Take every line from the data that has the word "marker" in it.
# # # #
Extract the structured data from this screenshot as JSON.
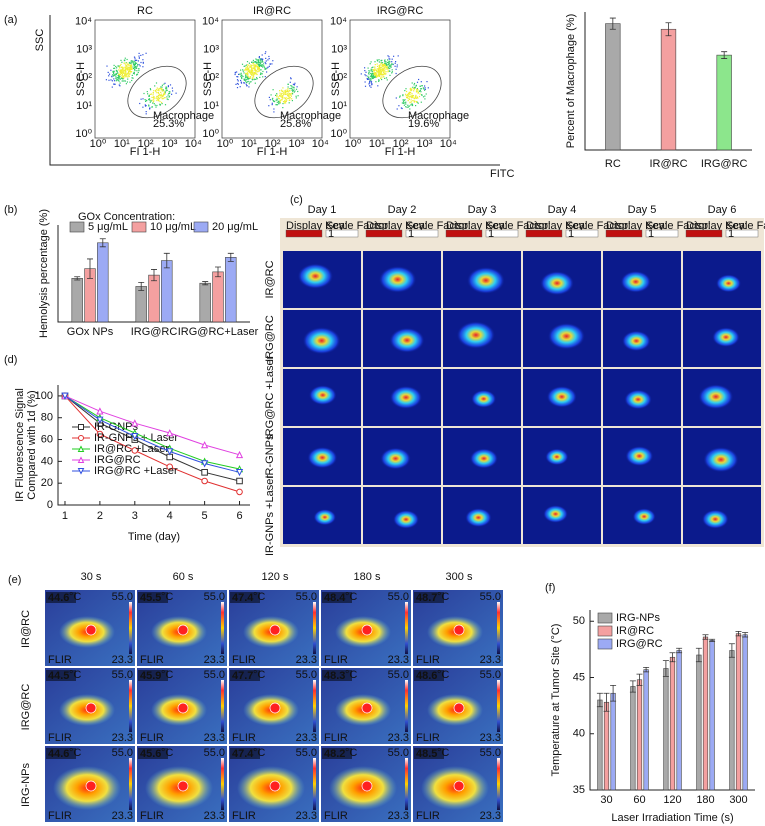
{
  "panel_labels": [
    "(a)",
    "(b)",
    "(c)",
    "(d)",
    "(e)",
    "(f)"
  ],
  "flow": {
    "axis_y": "SSC",
    "axis_x": "FITC",
    "inner_y": "SSC-H",
    "inner_x": "FI 1-H",
    "gate_label": "Macrophage",
    "ticks": [
      "10⁰",
      "10¹",
      "10²",
      "10³",
      "10⁴"
    ],
    "plots": [
      {
        "title": "RC",
        "percent": "25.3%"
      },
      {
        "title": "IR@RC",
        "percent": "25.8%"
      },
      {
        "title": "IRG@RC",
        "percent": "19.6%"
      }
    ]
  },
  "chart_data": [
    {
      "type": "bar",
      "ylabel": "Percent of Macrophage (%)",
      "categories": [
        "RC",
        "IR@RC",
        "IRG@RC"
      ],
      "values": [
        29.3,
        28,
        22
      ],
      "errors": [
        1.3,
        1.5,
        0.8
      ],
      "colors": [
        "#8c8c8c",
        "#f08080",
        "#66dd66"
      ],
      "ylim": [
        0,
        32
      ]
    },
    {
      "type": "bar",
      "ylabel": "Hemolysis percentage (%)",
      "legend_title": "GOx Concentration:",
      "legend": "top",
      "categories": [
        "GOx NPs",
        "IRG@RC",
        "IRG@RC+Laser"
      ],
      "ylim": [
        0,
        6
      ],
      "series": [
        {
          "name": "5 μg/mL",
          "color": "#8c8c8c",
          "values": [
            2.7,
            2.2,
            2.4
          ],
          "errors": [
            0.1,
            0.25,
            0.1
          ]
        },
        {
          "name": "10 μg/mL",
          "color": "#f08080",
          "values": [
            3.3,
            2.9,
            3.1
          ],
          "errors": [
            0.6,
            0.35,
            0.3
          ]
        },
        {
          "name": "20 μg/mL",
          "color": "#7b8ef0",
          "values": [
            4.9,
            3.8,
            4.0
          ],
          "errors": [
            0.25,
            0.45,
            0.25
          ]
        }
      ]
    },
    {
      "type": "line",
      "ylabel": "IR Fluorescence Signal",
      "ylabel2": "Compared with 1d (%)",
      "xlabel": "Time (day)",
      "legend": "lower left",
      "x": [
        1,
        2,
        3,
        4,
        5,
        6
      ],
      "xlim": [
        0.8,
        6.3
      ],
      "xticks": [
        1,
        2,
        3,
        4,
        5,
        6
      ],
      "ylim": [
        0,
        110
      ],
      "yticks": [
        0,
        20,
        40,
        60,
        80,
        100
      ],
      "series": [
        {
          "name": "IR-GNPs",
          "color": "#333333",
          "marker": "square",
          "values": [
            100,
            75,
            60,
            44,
            30,
            22
          ]
        },
        {
          "name": "IR-GNPs + Laser",
          "color": "#e03030",
          "marker": "circle",
          "values": [
            100,
            65,
            50,
            35,
            22,
            12
          ]
        },
        {
          "name": "IR@RC +Laser",
          "color": "#22cc22",
          "marker": "triangle",
          "values": [
            100,
            80,
            66,
            52,
            40,
            33
          ]
        },
        {
          "name": "IRG@RC",
          "color": "#e040e0",
          "marker": "triangle",
          "values": [
            100,
            86,
            75,
            66,
            55,
            46
          ]
        },
        {
          "name": "IRG@RC +Laser",
          "color": "#3050e0",
          "marker": "down-triangle",
          "values": [
            100,
            78,
            63,
            49,
            38,
            30
          ]
        }
      ]
    },
    {
      "type": "bar",
      "ylabel": "Temperature at Tumor Site (°C)",
      "xlabel": "Laser Irradiation Time (s)",
      "legend": "upper left",
      "categories": [
        "30",
        "60",
        "120",
        "180",
        "300"
      ],
      "ylim": [
        35,
        51
      ],
      "yticks": [
        35,
        40,
        45,
        50
      ],
      "series": [
        {
          "name": "IRG-NPs",
          "color": "#8c8c8c",
          "values": [
            43,
            44.2,
            45.8,
            47,
            47.4
          ],
          "errors": [
            0.6,
            0.5,
            0.7,
            0.6,
            0.6
          ]
        },
        {
          "name": "IR@RC",
          "color": "#f08080",
          "values": [
            42.8,
            44.8,
            46.8,
            48.6,
            48.9
          ],
          "errors": [
            0.8,
            0.5,
            0.4,
            0.2,
            0.2
          ]
        },
        {
          "name": "IRG@RC",
          "color": "#7b8ef0",
          "values": [
            43.6,
            45.7,
            47.4,
            48.3,
            48.8
          ],
          "errors": [
            0.7,
            0.2,
            0.2,
            0.1,
            0.2
          ]
        }
      ]
    }
  ],
  "imaging": {
    "days": [
      "Day 1",
      "Day 2",
      "Day 3",
      "Day 4",
      "Day 5",
      "Day 6"
    ],
    "rows": [
      "IR@RC",
      "IRG@RC",
      "IRG@RC +Laser",
      "IR-GNPs",
      "IR-GNPs +Laser"
    ],
    "display_key": "Display Key:",
    "scale_factor": "Scale Factor:",
    "factor": "1"
  },
  "thermal": {
    "times": [
      "30 s",
      "60 s",
      "120 s",
      "180 s",
      "300 s"
    ],
    "rows": [
      "IR@RC",
      "IRG@RC",
      "IRG-NPs"
    ],
    "temps": [
      [
        "44.6",
        "45.5",
        "47.4",
        "48.4",
        "48.7"
      ],
      [
        "44.5",
        "45.9",
        "47.7",
        "48.3",
        "48.6"
      ],
      [
        "44.6",
        "45.6",
        "47.4",
        "48.2",
        "48.5"
      ]
    ],
    "unit": "°C",
    "max": "55.0",
    "min": "23.3",
    "brand": "FLIR"
  }
}
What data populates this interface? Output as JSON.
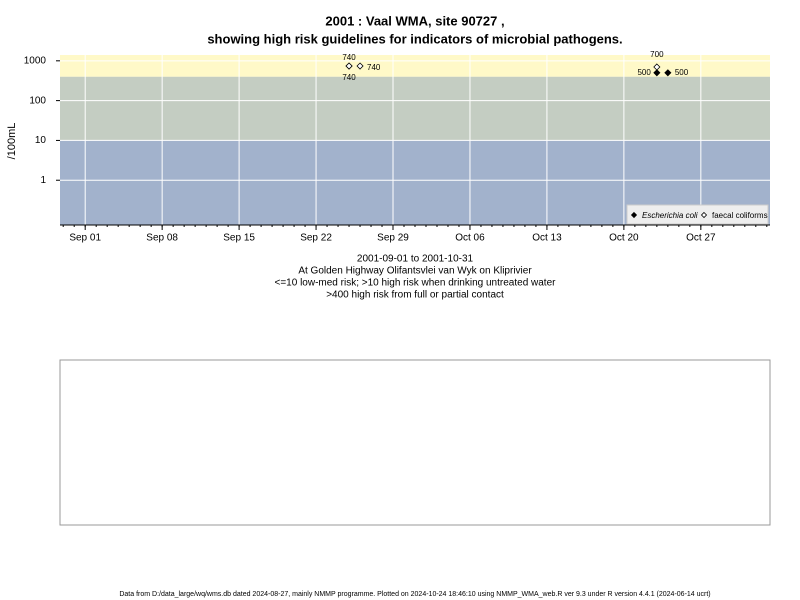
{
  "chart_data": {
    "type": "scatter",
    "title": "2001 : Vaal WMA, site 90727 ,",
    "subtitle": "showing high risk guidelines for indicators of microbial pathogens.",
    "ylabel": "/100mL",
    "log_y": true,
    "grid": true,
    "legend_corner": "bottom-right",
    "xlim": [
      "2001-08-29T17:00",
      "2001-11-02T07:00"
    ],
    "xticks": [
      {
        "value": "2001-09-01",
        "label": "Sep 01"
      },
      {
        "value": "2001-09-08",
        "label": "Sep 08"
      },
      {
        "value": "2001-09-15",
        "label": "Sep 15"
      },
      {
        "value": "2001-09-22",
        "label": "Sep 22"
      },
      {
        "value": "2001-09-29",
        "label": "Sep 29"
      },
      {
        "value": "2001-10-06",
        "label": "Oct 06"
      },
      {
        "value": "2001-10-13",
        "label": "Oct 13"
      },
      {
        "value": "2001-10-20",
        "label": "Oct 20"
      },
      {
        "value": "2001-10-27",
        "label": "Oct 27"
      }
    ],
    "ylim": [
      0.075,
      1400
    ],
    "yticks": [
      1,
      10,
      100,
      1000
    ],
    "band_limits": [
      10,
      400
    ],
    "band_colors": [
      "#a2b2cc",
      "#c4cdc2",
      "#fff9c8"
    ],
    "series": [
      {
        "name": "Escherichia coli",
        "marker": "filled",
        "color": "#000000",
        "x": [
          "2001-09-25",
          "2001-10-23",
          "2001-10-24"
        ],
        "values": [
          740,
          500,
          500
        ]
      },
      {
        "name": "faecal coliforms",
        "marker": "open",
        "color": "#000000",
        "x": [
          "2001-09-25",
          "2001-09-26",
          "2001-10-23"
        ],
        "values": [
          740,
          740,
          700
        ]
      }
    ],
    "notes": [
      "2001-09-01 to 2001-10-31",
      "At Golden Highway Olifantsvlei van Wyk on Kliprivier",
      "<=10 low-med risk; >10 high risk when drinking untreated water",
      ">400 high risk from full or partial contact"
    ],
    "footer": "Data from D:/data_large/wq/wms.db dated 2024-08-27, mainly NMMP programme. Plotted on 2024-10-24 18:46:10 using NMMP_WMA_web.R ver 9.3 under R version 4.4.1 (2024-06-14 ucrt)"
  }
}
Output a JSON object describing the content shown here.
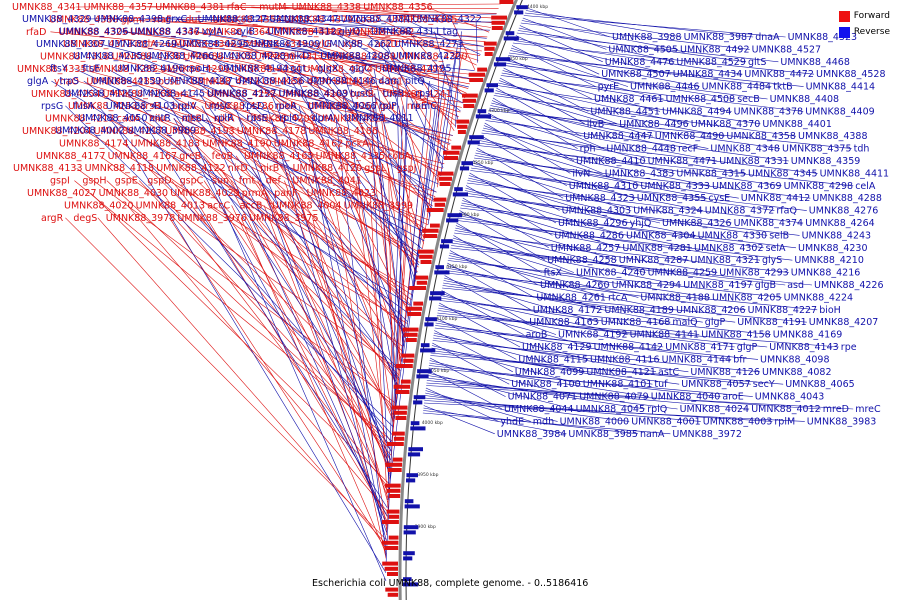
{
  "legend": {
    "forward": {
      "label": "Forward",
      "color": "#ee1111"
    },
    "reverse": {
      "label": "Reverse",
      "color": "#1111ee"
    }
  },
  "footer": "Escherichia coli UMNK88, complete genome. - 0..5186416",
  "scale_ticks": [
    "4400 kbp",
    "4350 kbp",
    "4300 kbp",
    "4250 kbp",
    "4200 kbp",
    "4150 kbp",
    "4100 kbp",
    "4050 kbp",
    "4000 kbp",
    "3950 kbp",
    "3900 kbp"
  ],
  "forward_labels": [
    "UMNK88_4341",
    "UMNK88_4357",
    "UMNK88_4381",
    "rfaC",
    "mutM",
    "UMNK88_4338",
    "UMNK88_4356",
    "UMNK88_4380",
    "gpmI",
    "rfaF",
    "dut",
    "UMNK88_4353",
    "UMNK88_4379",
    "coaD",
    "UMNK88_4365",
    "rfaD",
    "UMNK88_4325",
    "UMNK88_4346",
    "UMNK88_4364",
    "UMNK88_4382",
    "UMNK88_4342",
    "UMNK88_4373",
    "mtlA",
    "UMNK88_4308",
    "UMNK88_4319",
    "xylG",
    "xylF",
    "araD",
    "UMNK88_4318",
    "UMNK88_4336",
    "UMNK88_4305",
    "UMNK88_4317",
    "UMNK88_4289",
    "UMNK88_4300",
    "UMNK88_4335",
    "UMNK88_4282",
    "UMNK88_4299",
    "UMNK88_4334",
    "UMNK88_4274",
    "UMNK88_4297",
    "yhaO",
    "UMNK88_4283",
    "bcsE",
    "UMNK88_4277",
    "UMNK88_4290",
    "UMNK88_4301",
    "UMNK88_4254",
    "UMNK88_4268",
    "arsC",
    "UMNK88_4252",
    "UMNK88_4263",
    "bpeB",
    "UMNK88_4241",
    "UMNK88_4253",
    "arsB",
    "bpeA",
    "UMNK88_4236",
    "nikR",
    "UMNK88_4267",
    "gor",
    "nikE",
    "UMNK88_4213",
    "cadA",
    "nikC",
    "nikB",
    "nikA",
    "UMNK88_4209",
    "UMNK88_4221",
    "UMNK88_4204",
    "UMNK88_4217",
    "UMNK88_4193",
    "UMNK88_4178",
    "UMNK88_4186",
    "UMNK88_4174",
    "UMNK88_4183",
    "UMNK88_4190",
    "UMNK88_4162",
    "pckA",
    "UMNK88_4177",
    "UMNK88_4167",
    "greB",
    "feoB",
    "UMNK88_4165",
    "UMNK88_4135",
    "cobA",
    "UMNK88_4133",
    "UMNK88_4118",
    "UMNK88_4122",
    "nirD",
    "nirB",
    "UMNK88_4120",
    "gspL",
    "gspJ",
    "gspI",
    "gspH",
    "gspE",
    "gspD",
    "gspC",
    "sun",
    "fmt",
    "def",
    "UMNK88_4041",
    "UMNK88_4027",
    "UMNK88_4030",
    "UMNK88_4029",
    "prmA",
    "panF",
    "UMNK88_4023",
    "UMNK88_4020",
    "UMNK88_4013",
    "accC",
    "accB",
    "UMNK88_4004",
    "UMNK88_3999",
    "argR",
    "degS",
    "UMNK88_3978",
    "UMNK88_3976",
    "UMNK88_3975"
  ],
  "reverse_labels": [
    "UMNK88_4329",
    "UMNK88_4398",
    "grxC",
    "UMNK88_4327",
    "UMNK88_4347",
    "UMNK88_4384",
    "UMNK88_4322",
    "UMNK88_4306",
    "UMNK88_4337",
    "xylA",
    "xylB",
    "UMNK88_4312",
    "glyQ",
    "UMNK88_4311",
    "tag",
    "UMNK88_4307",
    "UMNK88_4269",
    "UMNK88_4295",
    "UMNK88_4309",
    "UMNK88_4262",
    "UMNK88_4273",
    "UMNK88_4235",
    "UMNK88_4266",
    "UMNK88_4228",
    "nikD",
    "UMNK88_4208",
    "UMNK88_4222",
    "ftsY",
    "ftsE",
    "UMNK88_4196",
    "rpoH",
    "UMNK88_4194",
    "ggt",
    "glgX",
    "glgC",
    "UMNK88_4195",
    "glgA",
    "trpS",
    "UMNK88_4159",
    "UMNK88_4147",
    "UMNK88_4156",
    "UMNK88_4146",
    "dam",
    "pitQ",
    "UMNK88_4125",
    "UMNK88_4145",
    "UMNK88_4127",
    "UMNK88_4109",
    "tusC",
    "tusB",
    "rpsL",
    "rpsG",
    "fusA",
    "UMNK88_4103",
    "rplV",
    "rpsC",
    "rpsD",
    "rpoA",
    "UMNK88_4066",
    "rplP",
    "rpmC",
    "UMNK88_4050",
    "zntR",
    "mscL",
    "rplR",
    "rpsE",
    "rplO",
    "dprA",
    "UMNK88_4011",
    "UMNK88_4002",
    "UMNK88_3989",
    "UMNK88_3988",
    "UMNK88_3987",
    "dnaA",
    "UMNK88_4523",
    "UMNK88_4505",
    "UMNK88_4492",
    "UMNK88_4527",
    "UMNK88_4476",
    "UMNK88_4529",
    "gltS",
    "UMNK88_4468",
    "UMNK88_4507",
    "UMNK88_4434",
    "UMNK88_4472",
    "UMNK88_4528",
    "pyrE",
    "UMNK88_4446",
    "UMNK88_4484",
    "tktB",
    "UMNK88_4414",
    "UMNK88_4461",
    "UMNK88_4508",
    "secB",
    "UMNK88_4408",
    "UMNK88_4451",
    "UMNK88_4494",
    "UMNK88_4378",
    "UMNK88_4409",
    "ilvB",
    "UMNK88_4496",
    "UMNK88_4370",
    "UMNK88_4401",
    "UMNK88_4447",
    "UMNK88_4490",
    "UMNK88_4358",
    "UMNK88_4388",
    "rph",
    "UMNK88_4448",
    "recF",
    "UMNK88_4348",
    "UMNK88_4375",
    "tdh",
    "UMNK88_4410",
    "UMNK88_4471",
    "UMNK88_4331",
    "UMNK88_4359",
    "ilvN",
    "UMNK88_4383",
    "UMNK88_4315",
    "UMNK88_4345",
    "UMNK88_4411",
    "UMNK88_4310",
    "UMNK88_4333",
    "UMNK88_4369",
    "UMNK88_4298",
    "celA",
    "UMNK88_4323",
    "UMNK88_4355",
    "cysE",
    "UMNK88_4412",
    "UMNK88_4288",
    "UMNK88_4303",
    "UMNK88_4324",
    "UMNK88_4372",
    "rfaQ",
    "UMNK88_4276",
    "UMNK88_4296",
    "yhjQ",
    "UMNK88_4326",
    "UMNK88_4374",
    "UMNK88_4264",
    "UMNK88_4286",
    "UMNK88_4304",
    "UMNK88_4330",
    "selB",
    "UMNK88_4243",
    "UMNK88_4257",
    "UMNK88_4281",
    "UMNK88_4302",
    "selA",
    "UMNK88_4230",
    "UMNK88_4258",
    "UMNK88_4287",
    "UMNK88_4321",
    "glyS",
    "UMNK88_4210",
    "ftsX",
    "UMNK88_4240",
    "UMNK88_4259",
    "UMNK88_4293",
    "UMNK88_4216",
    "UMNK88_4260",
    "UMNK88_4294",
    "UMNK88_4197",
    "glgB",
    "asd",
    "UMNK88_4226",
    "UMNK88_4261",
    "rtcA",
    "UMNK88_4188",
    "UMNK88_4205",
    "UMNK88_4224",
    "UMNK88_4172",
    "UMNK88_4189",
    "UMNK88_4206",
    "UMNK88_4227",
    "bioH",
    "UMNK88_4163",
    "UMNK88_4168",
    "malQ",
    "glgP",
    "UMNK88_4191",
    "UMNK88_4207",
    "aroB",
    "UMNK88_4192",
    "UMNK88_4141",
    "UMNK88_4158",
    "UMNK88_4169",
    "UMNK88_4129",
    "UMNK88_4142",
    "UMNK88_4171",
    "glgP",
    "UMNK88_4143",
    "rpe",
    "UMNK88_4115",
    "UMNK88_4116",
    "UMNK88_4144",
    "bfr",
    "UMNK88_4098",
    "UMNK88_4099",
    "UMNK88_4121",
    "astC",
    "UMNK88_4126",
    "UMNK88_4082",
    "UMNK88_4100",
    "UMNK88_4101",
    "tuf",
    "UMNK88_4057",
    "secY",
    "UMNK88_4065",
    "UMNK88_4071",
    "UMNK88_4079",
    "UMNK88_4040",
    "aroE",
    "UMNK88_4043",
    "UMNK88_4044",
    "UMNK88_4045",
    "rplQ",
    "UMNK88_4024",
    "UMNK88_4012",
    "mreD",
    "mreC",
    "yhdE",
    "mdh",
    "UMNK88_4000",
    "UMNK88_4001",
    "UMNK88_4003",
    "rplM",
    "UMNK88_3983",
    "UMNK88_3984",
    "UMNK88_3985",
    "nanA",
    "UMNK88_3972"
  ]
}
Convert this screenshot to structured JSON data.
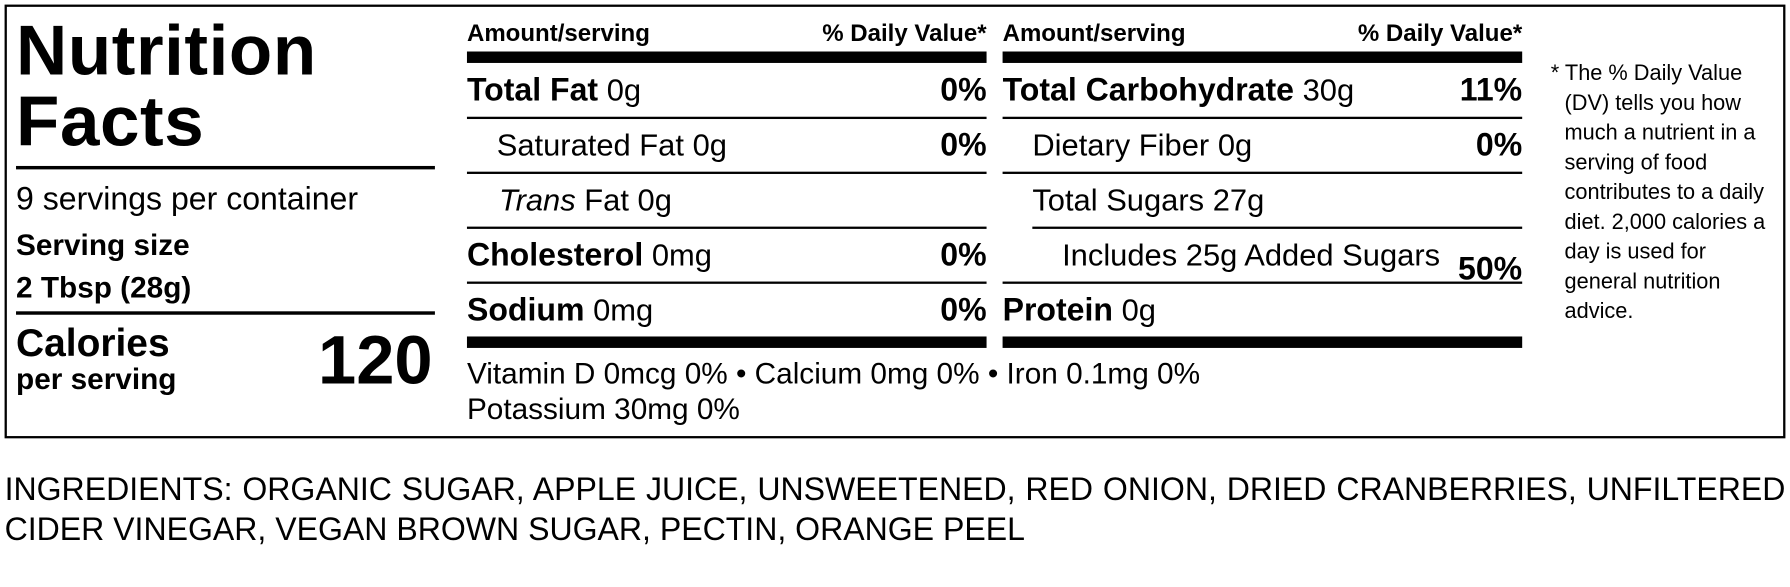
{
  "title": "Nutrition Facts",
  "servings": "9 servings per container",
  "serving_size_label": "Serving size",
  "serving_size": "2 Tbsp (28g)",
  "calories_label": "Calories",
  "calories_sub": "per serving",
  "calories": "120",
  "left": {
    "header_amount": "Amount/serving",
    "header_dv": "% Daily Value*",
    "rows": [
      {
        "name": "Total Fat",
        "amount": "0g",
        "dv": "0%"
      },
      {
        "name": "Saturated Fat",
        "amount": "0g",
        "dv": "0%"
      },
      {
        "name_prefix": "Trans",
        "name": "Fat",
        "amount": "0g"
      },
      {
        "name": "Cholesterol",
        "amount": "0mg",
        "dv": "0%"
      },
      {
        "name": "Sodium",
        "amount": "0mg",
        "dv": "0%"
      }
    ]
  },
  "right": {
    "header_amount": "Amount/serving",
    "header_dv": "% Daily Value*",
    "rows": [
      {
        "name": "Total Carbohydrate",
        "amount": "30g",
        "dv": "11%"
      },
      {
        "name": "Dietary Fiber",
        "amount": "0g",
        "dv": "0%"
      },
      {
        "name": "Total Sugars",
        "amount": "27g"
      },
      {
        "name": "Includes 25g Added Sugars",
        "dv": "50%"
      },
      {
        "name": "Protein",
        "amount": "0g"
      }
    ]
  },
  "vitamins": [
    "Vitamin D 0mcg 0% • Calcium 0mg 0% • Iron 0.1mg 0%",
    "Potassium 30mg 0%"
  ],
  "footnote": "* The % Daily Value (DV) tells you how much a nutrient in a serving of food contributes to a daily diet. 2,000 calories a day is used for general nutrition advice.",
  "ingredients": "INGREDIENTS: ORGANIC SUGAR, APPLE JUICE, UNSWEETENED, RED ONION, DRIED CRANBERRIES, UNFILTERED CIDER VINEGAR, VEGAN BROWN SUGAR, PECTIN, ORANGE PEEL"
}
# # # #
Answer to the exercise:
          "marker": "square",
          "marker": "circle",
          "marker": "triangle",
          "marker": "triangle",
          "marker": "down-triangle",
        "marker": "filled",
        "marker": "open",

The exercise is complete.